DATA SECTION:

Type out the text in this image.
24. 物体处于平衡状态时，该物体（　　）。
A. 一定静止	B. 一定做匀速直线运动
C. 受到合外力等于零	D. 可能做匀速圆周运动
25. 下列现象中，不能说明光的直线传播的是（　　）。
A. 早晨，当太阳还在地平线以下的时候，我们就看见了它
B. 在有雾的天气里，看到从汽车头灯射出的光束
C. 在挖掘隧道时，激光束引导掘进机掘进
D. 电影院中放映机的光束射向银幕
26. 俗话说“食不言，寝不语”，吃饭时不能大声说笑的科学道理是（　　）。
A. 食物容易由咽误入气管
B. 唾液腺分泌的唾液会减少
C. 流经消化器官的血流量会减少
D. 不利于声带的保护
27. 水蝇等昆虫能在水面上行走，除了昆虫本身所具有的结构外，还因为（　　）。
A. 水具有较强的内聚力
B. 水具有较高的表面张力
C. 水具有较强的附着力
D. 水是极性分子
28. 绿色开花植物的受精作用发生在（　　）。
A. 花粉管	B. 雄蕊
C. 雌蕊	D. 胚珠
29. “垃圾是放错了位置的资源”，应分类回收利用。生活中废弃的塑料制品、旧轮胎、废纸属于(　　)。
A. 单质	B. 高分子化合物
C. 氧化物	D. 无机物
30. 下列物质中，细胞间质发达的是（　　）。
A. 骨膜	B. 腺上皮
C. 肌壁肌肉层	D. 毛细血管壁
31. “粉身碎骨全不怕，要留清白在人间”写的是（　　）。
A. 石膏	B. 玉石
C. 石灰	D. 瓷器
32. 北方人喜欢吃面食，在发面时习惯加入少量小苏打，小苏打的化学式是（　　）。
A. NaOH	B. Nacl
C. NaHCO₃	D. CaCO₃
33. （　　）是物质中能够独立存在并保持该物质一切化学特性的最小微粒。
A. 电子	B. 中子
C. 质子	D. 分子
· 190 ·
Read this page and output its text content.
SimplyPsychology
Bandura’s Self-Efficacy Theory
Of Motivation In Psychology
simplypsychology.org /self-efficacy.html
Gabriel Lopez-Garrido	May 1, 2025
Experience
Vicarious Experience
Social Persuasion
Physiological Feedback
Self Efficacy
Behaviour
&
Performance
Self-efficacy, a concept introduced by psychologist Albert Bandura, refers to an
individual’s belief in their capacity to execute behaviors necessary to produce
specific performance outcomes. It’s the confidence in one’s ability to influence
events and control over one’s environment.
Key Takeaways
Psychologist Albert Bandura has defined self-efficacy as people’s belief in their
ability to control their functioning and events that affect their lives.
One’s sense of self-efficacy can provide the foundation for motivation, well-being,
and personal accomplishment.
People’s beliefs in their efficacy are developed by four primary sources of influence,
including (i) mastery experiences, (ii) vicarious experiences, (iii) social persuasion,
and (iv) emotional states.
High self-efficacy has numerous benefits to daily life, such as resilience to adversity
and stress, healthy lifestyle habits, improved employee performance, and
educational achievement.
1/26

WHAT THE TASK ASKS:
Retype every entry above, word for word.

RESPONSE:
Type out the text in this image.
24. 物体处于平衡状态时，该物体（　　）。
A. 一定静止	B. 一定做匀速直线运动
C. 受到合外力等于零	D. 可能做匀速圆周运动
25. 下列现象中，不能说明光的直线传播的是（　　）。
A. 早晨，当太阳还在地平线以下的时候，我们就看见了它
B. 在有雾的天气里，看到从汽车头灯射出的光束
C. 在挖掘隧道时，激光束引导掘进机掘进
D. 电影院中放映机的光束射向银幕
26. 俗话说“食不言，寝不语”，吃饭时不能大声说笑的科学道理是（　　）。
A. 食物容易由咽误入气管
B. 唾液腺分泌的唾液会减少
C. 流经消化器官的血流量会减少
D. 不利于声带的保护
27. 水蝇等昆虫能在水面上行走，除了昆虫本身所具有的结构外，还因为（　　）。
A. 水具有较强的内聚力
B. 水具有较高的表面张力
C. 水具有较强的附着力
D. 水是极性分子
28. 绿色开花植物的受精作用发生在（　　）。
A. 花粉管	B. 雄蕊
C. 雌蕊	D. 胚珠
29. “垃圾是放错了位置的资源”，应分类回收利用。生活中废弃的塑料制品、旧轮胎、废纸属于(　　)。
A. 单质	B. 高分子化合物
C. 氧化物	D. 无机物
30. 下列物质中，细胞间质发达的是（　　）。
A. 骨膜	B. 腺上皮
C. 肌壁肌肉层	D. 毛细血管壁
31. “粉身碎骨全不怕，要留清白在人间”写的是（　　）。
A. 石膏	B. 玉石
C. 石灰	D. 瓷器
32. 北方人喜欢吃面食，在发面时习惯加入少量小苏打，小苏打的化学式是（　　）。
A. NaOH	B. Nacl
C. NaHCO₃	D. CaCO₃
33. （　　）是物质中能够独立存在并保持该物质一切化学特性的最小微粒。
A. 电子	B. 中子
C. 质子	D. 分子
· 190 ·
Read this page and output its text content.
SimplyPsychology
Bandura’s Self-Efficacy Theory
Of Motivation In Psychology
simplypsychology.org /self-efficacy.html
Gabriel Lopez-Garrido	May 1, 2025
Experience
Vicarious Experience
Social Persuasion
Physiological Feedback
Self Efficacy
Behaviour
&
Performance
Self-efficacy, a concept introduced by psychologist Albert Bandura, refers to an
individual’s belief in their capacity to execute behaviors necessary to produce
specific performance outcomes. It’s the confidence in one’s ability to influence
events and control over one’s environment.
Key Takeaways
Psychologist Albert Bandura has defined self-efficacy as people’s belief in their
ability to control their functioning and events that affect their lives.
One’s sense of self-efficacy can provide the foundation for motivation, well-being,
and personal accomplishment.
People’s beliefs in their efficacy are developed by four primary sources of influence,
including (i) mastery experiences, (ii) vicarious experiences, (iii) social persuasion,
and (iv) emotional states.
High self-efficacy has numerous benefits to daily life, such as resilience to adversity
and stress, healthy lifestyle habits, improved employee performance, and
educational achievement.
1/26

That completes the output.